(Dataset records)
>> BEGIN

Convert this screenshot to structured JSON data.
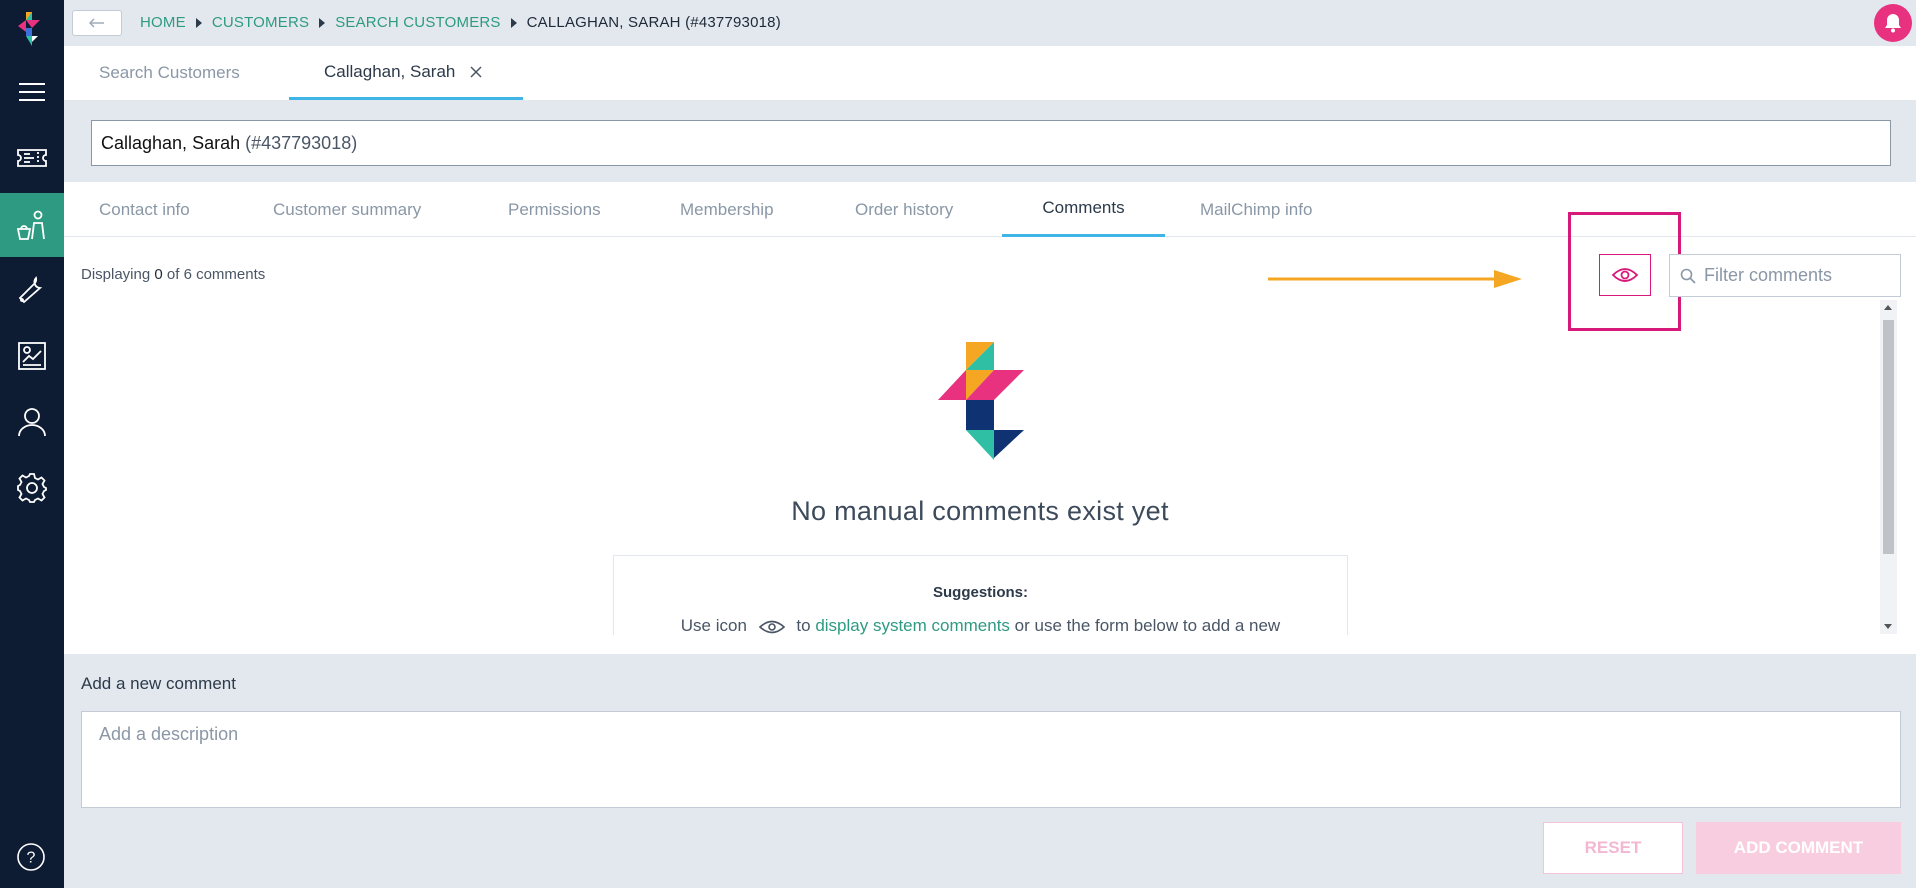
{
  "colors": {
    "sidebar_bg": "#0d1b33",
    "active_nav": "#2e9a82",
    "link": "#2e9a82",
    "accent_pink": "#e8317f",
    "tab_underline": "#3fb4e6",
    "arrow": "#f5a623"
  },
  "sidebar": {
    "items": [
      {
        "icon": "menu-icon"
      },
      {
        "icon": "ticket-icon"
      },
      {
        "icon": "customers-icon",
        "active": true
      },
      {
        "icon": "tools-icon"
      },
      {
        "icon": "reports-icon"
      },
      {
        "icon": "user-icon"
      },
      {
        "icon": "settings-icon"
      }
    ],
    "help_label": "?"
  },
  "breadcrumb": {
    "items": [
      "HOME",
      "CUSTOMERS",
      "SEARCH CUSTOMERS"
    ],
    "current": "CALLAGHAN, SARAH (#437793018)"
  },
  "top_tabs": [
    {
      "label": "Search Customers"
    },
    {
      "label": "Callaghan, Sarah",
      "closable": true
    }
  ],
  "customer": {
    "name": "Callaghan, Sarah",
    "id": "(#437793018)"
  },
  "sub_tabs": [
    {
      "label": "Contact info"
    },
    {
      "label": "Customer summary"
    },
    {
      "label": "Permissions"
    },
    {
      "label": "Membership"
    },
    {
      "label": "Order history"
    },
    {
      "label": "Comments",
      "active": true
    },
    {
      "label": "MailChimp info"
    }
  ],
  "comments": {
    "displaying_prefix": "Displaying",
    "shown": "0",
    "of_text": "of 6 comments",
    "filter_placeholder": "Filter comments",
    "empty_title": "No manual comments exist yet",
    "suggestions_title": "Suggestions:",
    "suggestion_before": "Use icon",
    "suggestion_link": "display system comments",
    "suggestion_to": "to",
    "suggestion_after": "or use the form below to add a new"
  },
  "new_comment": {
    "label": "Add a new comment",
    "placeholder": "Add a description",
    "reset_label": "RESET",
    "add_label": "ADD COMMENT"
  }
}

>> END

• [Work required]:
Check each line above for the word "true" and say how many have it, with nothing else.

• [The result]:
3